▶ [Problem to solve]:
Transcribe every line exactly. Leave the pictures behind.

::: Records for the exercise

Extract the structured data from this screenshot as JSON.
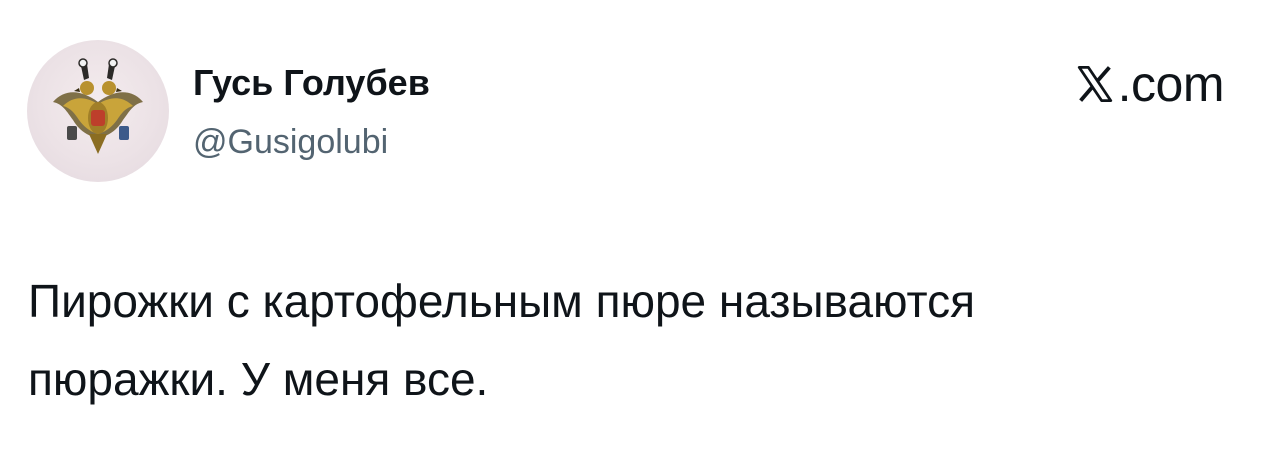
{
  "author": {
    "display_name": "Гусь Голубев",
    "handle": "@Gusigolubi",
    "avatar_icon": "double-headed-eagle-emblem-icon"
  },
  "brand": {
    "icon": "x-logo-icon",
    "text": ".com"
  },
  "tweet": {
    "lines": [
      "Пирожки с картофельным пюре называются",
      "пюражки. У меня все."
    ]
  },
  "colors": {
    "text": "#0f1419",
    "secondary": "#536471",
    "background": "#ffffff"
  }
}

::::::

▶ [The response]:
Extract the structured data from this screenshot as JSON.
{
  "author": {
    "display_name": "Гусь Голубев",
    "handle": "@Gusigolubi",
    "avatar_icon": "double-headed-eagle-emblem-icon"
  },
  "brand": {
    "icon": "x-logo-icon",
    "text": ".com"
  },
  "tweet": {
    "lines": [
      "Пирожки с картофельным пюре называются",
      "пюражки. У меня все."
    ]
  },
  "colors": {
    "text": "#0f1419",
    "secondary": "#536471",
    "background": "#ffffff"
  }
}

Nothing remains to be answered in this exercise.